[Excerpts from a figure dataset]
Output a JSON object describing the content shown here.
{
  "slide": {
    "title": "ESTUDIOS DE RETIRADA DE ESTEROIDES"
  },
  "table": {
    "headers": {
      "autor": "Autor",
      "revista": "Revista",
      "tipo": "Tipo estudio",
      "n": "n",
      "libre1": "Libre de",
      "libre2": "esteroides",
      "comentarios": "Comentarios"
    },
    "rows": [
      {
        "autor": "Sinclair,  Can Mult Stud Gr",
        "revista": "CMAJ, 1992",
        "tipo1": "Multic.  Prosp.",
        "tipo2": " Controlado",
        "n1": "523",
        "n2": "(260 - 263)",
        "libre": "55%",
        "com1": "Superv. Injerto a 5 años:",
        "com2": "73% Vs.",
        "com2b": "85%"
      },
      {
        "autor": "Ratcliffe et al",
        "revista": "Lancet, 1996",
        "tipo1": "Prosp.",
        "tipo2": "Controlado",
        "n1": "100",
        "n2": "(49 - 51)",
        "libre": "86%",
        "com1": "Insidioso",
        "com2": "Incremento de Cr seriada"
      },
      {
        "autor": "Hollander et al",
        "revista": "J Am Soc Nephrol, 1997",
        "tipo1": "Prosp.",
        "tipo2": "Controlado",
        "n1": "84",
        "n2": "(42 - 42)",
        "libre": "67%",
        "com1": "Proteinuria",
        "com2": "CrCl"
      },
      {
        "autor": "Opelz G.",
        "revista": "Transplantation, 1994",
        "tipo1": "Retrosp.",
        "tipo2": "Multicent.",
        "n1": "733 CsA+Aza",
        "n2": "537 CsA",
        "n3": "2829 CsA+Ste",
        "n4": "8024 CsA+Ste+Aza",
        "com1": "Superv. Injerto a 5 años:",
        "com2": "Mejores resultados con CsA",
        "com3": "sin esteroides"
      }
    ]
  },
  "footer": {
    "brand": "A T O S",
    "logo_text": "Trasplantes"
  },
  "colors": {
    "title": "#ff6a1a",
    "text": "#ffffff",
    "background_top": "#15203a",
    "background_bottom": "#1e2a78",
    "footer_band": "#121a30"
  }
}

- Goal of the exercise: Each record above needs to be written out exactly, with nothing left out.

- Written answer:
Output a JSON object describing the content shown here.
{
  "slide": {
    "title": "ESTUDIOS DE RETIRADA DE ESTEROIDES"
  },
  "table": {
    "headers": {
      "autor": "Autor",
      "revista": "Revista",
      "tipo": "Tipo estudio",
      "n": "n",
      "libre1": "Libre de",
      "libre2": "esteroides",
      "comentarios": "Comentarios"
    },
    "rows": [
      {
        "autor": "Sinclair,  Can Mult Stud Gr",
        "revista": "CMAJ, 1992",
        "tipo1": "Multic.  Prosp.",
        "tipo2": " Controlado",
        "n1": "523",
        "n2": "(260 - 263)",
        "libre": "55%",
        "com1": "Superv. Injerto a 5 años:",
        "com2": "73% Vs.",
        "com2b": "85%"
      },
      {
        "autor": "Ratcliffe et al",
        "revista": "Lancet, 1996",
        "tipo1": "Prosp.",
        "tipo2": "Controlado",
        "n1": "100",
        "n2": "(49 - 51)",
        "libre": "86%",
        "com1": "Insidioso",
        "com2": "Incremento de Cr seriada"
      },
      {
        "autor": "Hollander et al",
        "revista": "J Am Soc Nephrol, 1997",
        "tipo1": "Prosp.",
        "tipo2": "Controlado",
        "n1": "84",
        "n2": "(42 - 42)",
        "libre": "67%",
        "com1": "Proteinuria",
        "com2": "CrCl"
      },
      {
        "autor": "Opelz G.",
        "revista": "Transplantation, 1994",
        "tipo1": "Retrosp.",
        "tipo2": "Multicent.",
        "n1": "733 CsA+Aza",
        "n2": "537 CsA",
        "n3": "2829 CsA+Ste",
        "n4": "8024 CsA+Ste+Aza",
        "com1": "Superv. Injerto a 5 años:",
        "com2": "Mejores resultados con CsA",
        "com3": "sin esteroides"
      }
    ]
  },
  "footer": {
    "brand": "A T O S",
    "logo_text": "Trasplantes"
  },
  "colors": {
    "title": "#ff6a1a",
    "text": "#ffffff",
    "background_top": "#15203a",
    "background_bottom": "#1e2a78",
    "footer_band": "#121a30"
  }
}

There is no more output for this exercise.